<<<<
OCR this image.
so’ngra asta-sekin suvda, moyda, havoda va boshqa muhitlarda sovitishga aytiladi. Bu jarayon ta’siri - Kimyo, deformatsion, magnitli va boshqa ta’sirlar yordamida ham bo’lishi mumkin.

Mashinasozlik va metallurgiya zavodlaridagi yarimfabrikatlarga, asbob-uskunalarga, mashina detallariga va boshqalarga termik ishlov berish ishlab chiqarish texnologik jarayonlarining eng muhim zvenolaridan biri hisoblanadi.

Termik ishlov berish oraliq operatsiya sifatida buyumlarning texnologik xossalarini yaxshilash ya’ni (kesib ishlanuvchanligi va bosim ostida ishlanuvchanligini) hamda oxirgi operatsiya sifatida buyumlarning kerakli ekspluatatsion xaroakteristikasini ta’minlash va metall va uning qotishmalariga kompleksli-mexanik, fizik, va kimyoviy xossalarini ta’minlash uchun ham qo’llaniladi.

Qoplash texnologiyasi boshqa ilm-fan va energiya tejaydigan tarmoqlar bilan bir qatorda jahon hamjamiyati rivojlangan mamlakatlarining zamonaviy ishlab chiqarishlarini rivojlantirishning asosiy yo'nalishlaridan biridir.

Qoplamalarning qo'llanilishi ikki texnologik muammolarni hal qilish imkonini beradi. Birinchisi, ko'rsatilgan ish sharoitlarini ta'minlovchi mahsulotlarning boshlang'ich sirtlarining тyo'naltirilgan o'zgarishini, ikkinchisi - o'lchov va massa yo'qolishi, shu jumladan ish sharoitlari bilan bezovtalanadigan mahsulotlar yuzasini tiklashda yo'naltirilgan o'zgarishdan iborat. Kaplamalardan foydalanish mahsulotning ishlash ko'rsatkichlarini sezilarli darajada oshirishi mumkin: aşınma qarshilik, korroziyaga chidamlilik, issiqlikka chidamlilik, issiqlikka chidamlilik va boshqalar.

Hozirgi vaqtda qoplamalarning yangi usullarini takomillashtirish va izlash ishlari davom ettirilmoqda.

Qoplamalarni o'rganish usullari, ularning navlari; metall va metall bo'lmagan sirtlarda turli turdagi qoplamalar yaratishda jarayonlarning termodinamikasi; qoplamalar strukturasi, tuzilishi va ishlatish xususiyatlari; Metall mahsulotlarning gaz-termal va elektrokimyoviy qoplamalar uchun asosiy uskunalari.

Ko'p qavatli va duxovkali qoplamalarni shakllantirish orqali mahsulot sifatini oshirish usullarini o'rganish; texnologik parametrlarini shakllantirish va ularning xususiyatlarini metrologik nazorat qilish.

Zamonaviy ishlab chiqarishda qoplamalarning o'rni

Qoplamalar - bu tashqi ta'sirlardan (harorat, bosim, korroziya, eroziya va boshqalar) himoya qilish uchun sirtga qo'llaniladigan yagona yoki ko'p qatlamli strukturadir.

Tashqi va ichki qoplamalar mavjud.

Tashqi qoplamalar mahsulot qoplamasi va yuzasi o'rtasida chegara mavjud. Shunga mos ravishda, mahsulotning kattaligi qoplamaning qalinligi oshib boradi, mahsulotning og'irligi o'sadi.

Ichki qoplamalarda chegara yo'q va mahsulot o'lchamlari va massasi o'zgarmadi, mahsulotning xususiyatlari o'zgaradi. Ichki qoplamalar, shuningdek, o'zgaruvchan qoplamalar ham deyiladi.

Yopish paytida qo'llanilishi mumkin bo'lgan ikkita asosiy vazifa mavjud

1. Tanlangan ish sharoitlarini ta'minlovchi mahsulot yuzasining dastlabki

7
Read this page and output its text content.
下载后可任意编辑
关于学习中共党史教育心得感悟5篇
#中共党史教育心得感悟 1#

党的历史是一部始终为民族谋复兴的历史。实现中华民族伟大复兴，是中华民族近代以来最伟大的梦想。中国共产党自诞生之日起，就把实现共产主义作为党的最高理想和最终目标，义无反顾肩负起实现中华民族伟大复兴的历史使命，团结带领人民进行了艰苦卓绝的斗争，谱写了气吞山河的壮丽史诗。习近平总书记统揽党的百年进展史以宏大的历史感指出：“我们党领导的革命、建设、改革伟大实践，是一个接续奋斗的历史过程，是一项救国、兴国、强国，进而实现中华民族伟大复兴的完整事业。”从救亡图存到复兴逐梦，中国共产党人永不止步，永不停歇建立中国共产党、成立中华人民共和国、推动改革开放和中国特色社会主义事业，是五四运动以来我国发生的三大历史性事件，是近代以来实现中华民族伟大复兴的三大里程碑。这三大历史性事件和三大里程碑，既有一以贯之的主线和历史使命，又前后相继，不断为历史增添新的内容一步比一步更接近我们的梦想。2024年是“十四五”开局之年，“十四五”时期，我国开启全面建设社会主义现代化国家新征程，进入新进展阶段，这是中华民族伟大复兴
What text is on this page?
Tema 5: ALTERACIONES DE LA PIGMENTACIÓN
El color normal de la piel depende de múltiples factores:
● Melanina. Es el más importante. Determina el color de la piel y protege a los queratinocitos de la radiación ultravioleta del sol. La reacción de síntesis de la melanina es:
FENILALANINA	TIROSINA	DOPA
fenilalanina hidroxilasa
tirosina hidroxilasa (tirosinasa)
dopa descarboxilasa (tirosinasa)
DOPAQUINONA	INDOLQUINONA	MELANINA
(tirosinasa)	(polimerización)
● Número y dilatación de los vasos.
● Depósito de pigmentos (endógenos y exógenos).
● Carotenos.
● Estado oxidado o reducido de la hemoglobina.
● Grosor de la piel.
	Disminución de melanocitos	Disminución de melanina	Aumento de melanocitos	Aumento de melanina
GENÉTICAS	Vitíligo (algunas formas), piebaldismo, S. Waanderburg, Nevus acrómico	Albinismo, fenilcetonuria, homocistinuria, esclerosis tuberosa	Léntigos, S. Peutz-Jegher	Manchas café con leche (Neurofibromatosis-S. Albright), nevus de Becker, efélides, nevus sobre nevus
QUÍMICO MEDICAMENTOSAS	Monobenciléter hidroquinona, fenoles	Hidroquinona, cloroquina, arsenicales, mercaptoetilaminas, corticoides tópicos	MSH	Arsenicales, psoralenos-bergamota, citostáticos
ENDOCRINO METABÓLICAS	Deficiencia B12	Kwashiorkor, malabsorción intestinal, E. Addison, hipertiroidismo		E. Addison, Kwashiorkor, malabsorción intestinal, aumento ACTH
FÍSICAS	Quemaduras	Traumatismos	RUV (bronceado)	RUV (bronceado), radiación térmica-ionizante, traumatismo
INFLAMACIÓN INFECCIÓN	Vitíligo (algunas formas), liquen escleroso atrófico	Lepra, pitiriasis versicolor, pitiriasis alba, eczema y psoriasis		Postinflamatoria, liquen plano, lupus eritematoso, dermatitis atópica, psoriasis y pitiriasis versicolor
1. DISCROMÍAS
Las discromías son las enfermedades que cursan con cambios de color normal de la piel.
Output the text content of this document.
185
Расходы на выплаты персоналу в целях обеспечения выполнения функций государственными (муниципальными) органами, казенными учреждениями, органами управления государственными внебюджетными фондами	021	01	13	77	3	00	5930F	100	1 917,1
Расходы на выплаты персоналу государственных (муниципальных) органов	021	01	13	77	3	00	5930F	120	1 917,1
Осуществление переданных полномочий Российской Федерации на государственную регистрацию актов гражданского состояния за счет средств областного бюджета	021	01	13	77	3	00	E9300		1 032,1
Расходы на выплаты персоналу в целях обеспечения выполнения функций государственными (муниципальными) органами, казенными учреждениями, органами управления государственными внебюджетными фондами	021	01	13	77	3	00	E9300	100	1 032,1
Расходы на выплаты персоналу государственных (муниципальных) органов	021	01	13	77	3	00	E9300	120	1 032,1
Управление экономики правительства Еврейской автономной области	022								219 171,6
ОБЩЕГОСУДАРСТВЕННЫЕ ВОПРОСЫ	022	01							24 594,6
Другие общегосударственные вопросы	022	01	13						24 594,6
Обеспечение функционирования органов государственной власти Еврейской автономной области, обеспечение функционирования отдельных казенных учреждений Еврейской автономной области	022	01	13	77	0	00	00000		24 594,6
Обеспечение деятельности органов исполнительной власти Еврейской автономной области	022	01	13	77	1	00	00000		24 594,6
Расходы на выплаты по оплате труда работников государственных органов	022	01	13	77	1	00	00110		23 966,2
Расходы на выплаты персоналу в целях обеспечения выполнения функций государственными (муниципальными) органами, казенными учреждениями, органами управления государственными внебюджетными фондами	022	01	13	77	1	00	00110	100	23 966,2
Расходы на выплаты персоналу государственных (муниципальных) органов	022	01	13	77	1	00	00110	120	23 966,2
>>>>
*TASK TO CARRY OUT*.
Pull out all lines containing the word "normal" from the entries above.

*OUTPUT FOR THIS EXERCISE*.
El color normal de la piel depende de múltiples factores:
Las discromías son las enfermedades que cursan con cambios de color normal de la piel.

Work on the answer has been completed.